TEXTE CITÉ:

Comme dans l’atome, il y a fission dans le mythe de Faust. Et cet éclatement dégage une énergie redoutable et menaçante. Tout ce que nous logeons de démoniaque dans notre esprit se libère sur scène dans une grande déflagration : le verbe est cataclysmique, la musique tonitrue, les figures s’emballent, les parois du décor se démantibulent. Le grand N’importe quoi arrive sur le devant de la scène, surgit comme « obscène » : une sœur, un soldat, une vache, le Marquis de ZAD, le Mendiant Cloche, la Glaneuse, l’Allégresse, les Chimères. C’est drôle, c’est bouffon, c’est tragique ! On y perd son latin et le reste de ses bagages ! On est pris dans un tourbillon irrésistible, qui laisse loin derrière lui les dialogues psychologiques et autres connivences théâtrales qui n’ont plus cours. C’est l’Opéra de quat’ sous revisité à la sauce post-moderne, la grosse bouffonnerie ubuesque du XXIème.
Le fond du problème surnage dans ce déluge scénique : pourquoi notre époque de rationalité scientifique est-elle incapable de désactiver les mauvais génies ? Il semble même que la bête immonde menace de revenir en force. Au lieu d’apporter les lumières, il semble que le progrès se plaise à engendrer de nouveaux monstres. L’obscurantisme tranquille reconquiert lentement ses droits. Le théâtre doit ferrailler avec ces monstres ; pour ce faire, il ne peut plus se contenter de partitions sages, de structures rassurantes et de verbe policé. Il lui faut déchaîner ses forces vives : tout y concourt : le décor désarticulé, le verbe fou, la création sonore entre électro-acoustique et rock, les costumes farcesques, les métamorphoses saugrenues. La création collective n’est pas seulement un moyen parmi d’autres : c’est une matière plus qu’une manière, une forme textuelle polyphonique, libératrice d’énergies, d’audaces et d’excès en tous genres : une liberté en marche, une invitation collective, une transgression.

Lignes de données
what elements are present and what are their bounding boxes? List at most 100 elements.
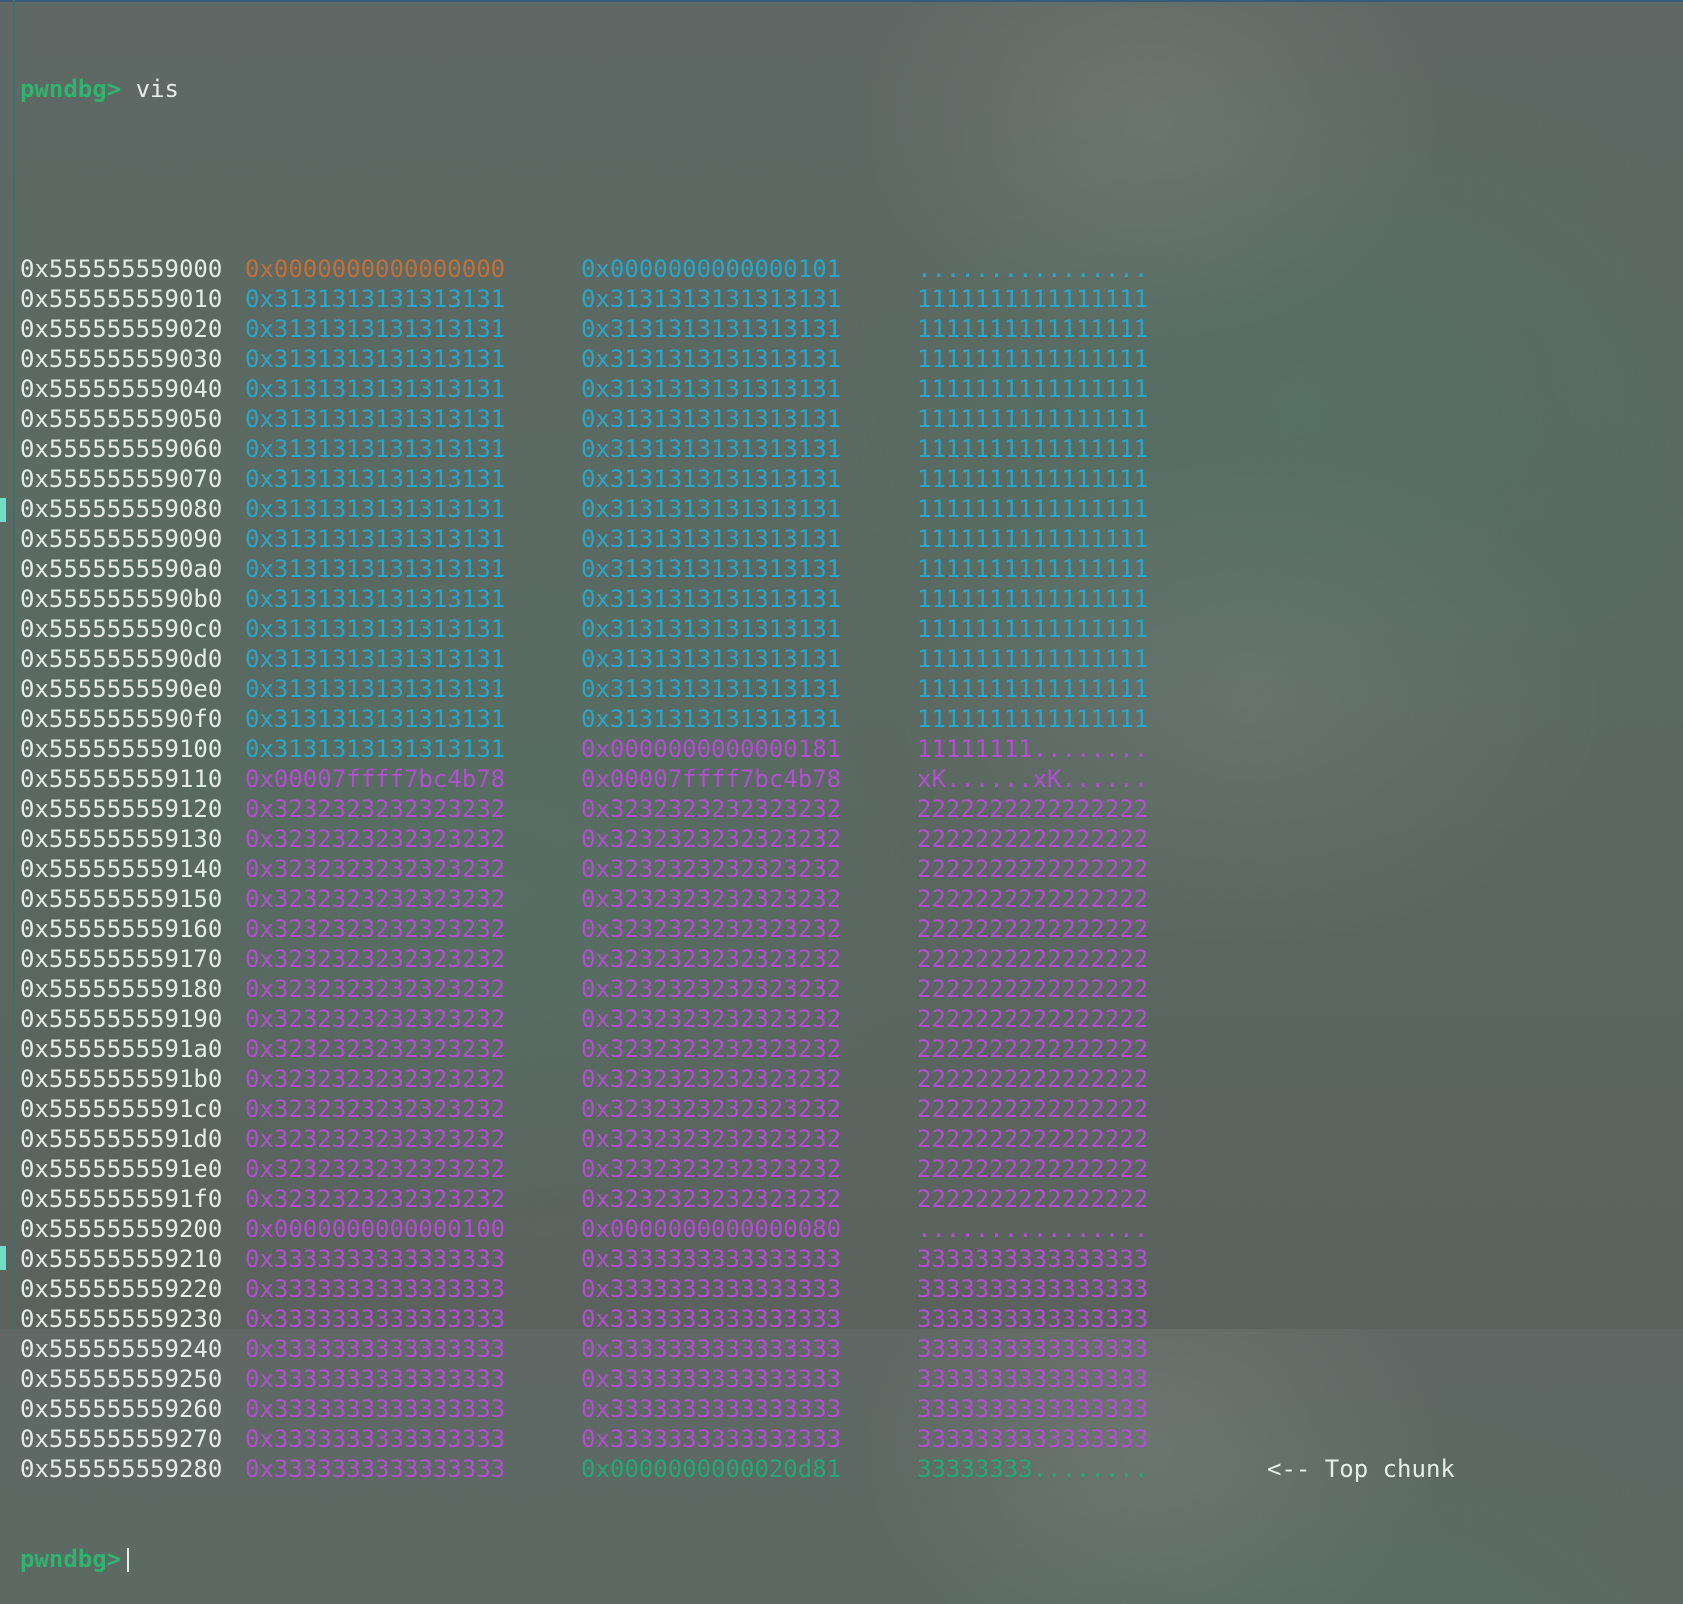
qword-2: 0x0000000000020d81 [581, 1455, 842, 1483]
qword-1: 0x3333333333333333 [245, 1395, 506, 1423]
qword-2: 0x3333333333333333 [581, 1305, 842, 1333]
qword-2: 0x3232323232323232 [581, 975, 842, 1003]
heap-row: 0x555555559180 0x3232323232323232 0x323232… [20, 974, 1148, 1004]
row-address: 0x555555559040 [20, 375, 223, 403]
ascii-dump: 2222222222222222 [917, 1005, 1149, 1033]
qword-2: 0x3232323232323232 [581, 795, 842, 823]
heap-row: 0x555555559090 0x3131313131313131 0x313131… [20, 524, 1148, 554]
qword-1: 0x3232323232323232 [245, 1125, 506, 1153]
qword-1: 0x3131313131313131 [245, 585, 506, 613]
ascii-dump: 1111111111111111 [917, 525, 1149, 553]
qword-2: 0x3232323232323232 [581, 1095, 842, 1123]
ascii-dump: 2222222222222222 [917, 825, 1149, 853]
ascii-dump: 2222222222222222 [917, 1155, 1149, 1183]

EXERCICE COURT A:
Répondez aux questions suivantes à partir du texte sur le mythe de Faust.
(i) À quel phénomène qui se produit dans l'atome le mythe de Faust est-il comparé dans la première phrase ?
(ii) Quelle œuvre est dite « revisitée à la sauce post-moderne » ?
(iii) Entre quels genres se situe la création sonore ?
EXERCICE COURT B: Recopiez fidèlement le passage du texte sur le mythe de Faust qui va de « Comme dans l’atome, il » jusqu'à « ubuesque du XXIème. ».
EXERCICE COURT C: Prolongez le texte sur le mythe de Faust à partir de l'endroit où il s'arrête.
Ces enregistrements proviennent d'une source distincte.

RÉPONSE ATTENDUE A:
(i) La fission.
(ii) L'Opéra de quat' sous.
(iii) Entre électro-acoustique et rock.

RÉPONSE ATTENDUE B:
Comme dans l’atome, il y a fission dans le mythe de Faust. Et cet éclatement dégage une énergie redoutable et menaçante. Tout ce que nous logeons de démoniaque dans notre esprit se libère sur scène dans une grande déflagration : le verbe est cataclysmique, la musique tonitrue, les figures s’emballent, les parois du décor se démantibulent. Le grand N’importe quoi arrive sur le devant de la scène, surgit comme « obscène » : une sœur, un soldat, une vache, le Marquis de ZAD, le Mendiant Cloche, la Glaneuse, l’Allégresse, les Chimères. C’est drôle, c’est bouffon, c’est tragique ! On y perd son latin et le reste de ses bagages ! On est pris dans un tourbillon irrésistible, qui laisse loin derrière lui les dialogues psychologiques et autres connivences théâtrales qui n’ont plus cours. C’est l’Opéra de quat’ sous revisité à la sauce post-moderne, la grosse bouffonnerie ubuesque du XXIème.

RÉPONSE ATTENDUE C:
Il est clair que Sylvain Creuzevault ne travaille pas pour les « assis », comme dit Rimbaud, ceux qui aspirent au confort. Si vous allez au théâtre pour vous conforter dans vos certitudes, abstenez-vous ; vous risqueriez de ne pas vous en remettre ! Ce nouveau Baal vous ferait faire des cauchemars. Mais ceux qui pensent que le cauchemar, on est en plein dedans, se sentiront plutôt revigorés par cet afflux de sang nouveau, inquiet et généreux.
Michèle Bigot

 

Angelus novus

Antifaust

 

mise en scène Sylvain Creuzevault
avec
Antoine Cegarra, Éric Charon, Pierre Devérines, Évelyne Didi, Lionel Dray, Servane Ducorps, Michèle Goddet, Arthur Igual, Frédéric Noaille, Amandine Pudlo, Alyzée Soudet
création musicale
Pierre-Yves Macé
régie générale et son
Michaël Schaller
scénographie
Jean-Baptiste Bellon
peinture
Camille Courier de Méré , Marine Dillard, Didier Martin
lumière
Nathalie Perrier
vidéo
Gaëtan Veber
masques
Loïc Nébréda
costumes
Gwendoline Bouget
production et diffusion
Élodie Régibier
Opéra
« Kind des Faust »
musique originale
Pierre-Yves Macé
livret
Sylvain Creuzevault
traduction en allemand
Élisabeth Faure
avec
Juliette de Massy (soprano), Laurent Bourdeaux (baryton basse), Léo-Antonin Lutinier (contre-ténor), Vincent Lièvre-Picard (ténor) Naaman Sluchin (violon) Barbara Giepner (alto), Maitane Sebastián (violoncelle)
et
Cédric Jullion (piccolo), Elsa Balas (alto), Nicolas Carpentier (violoncelle)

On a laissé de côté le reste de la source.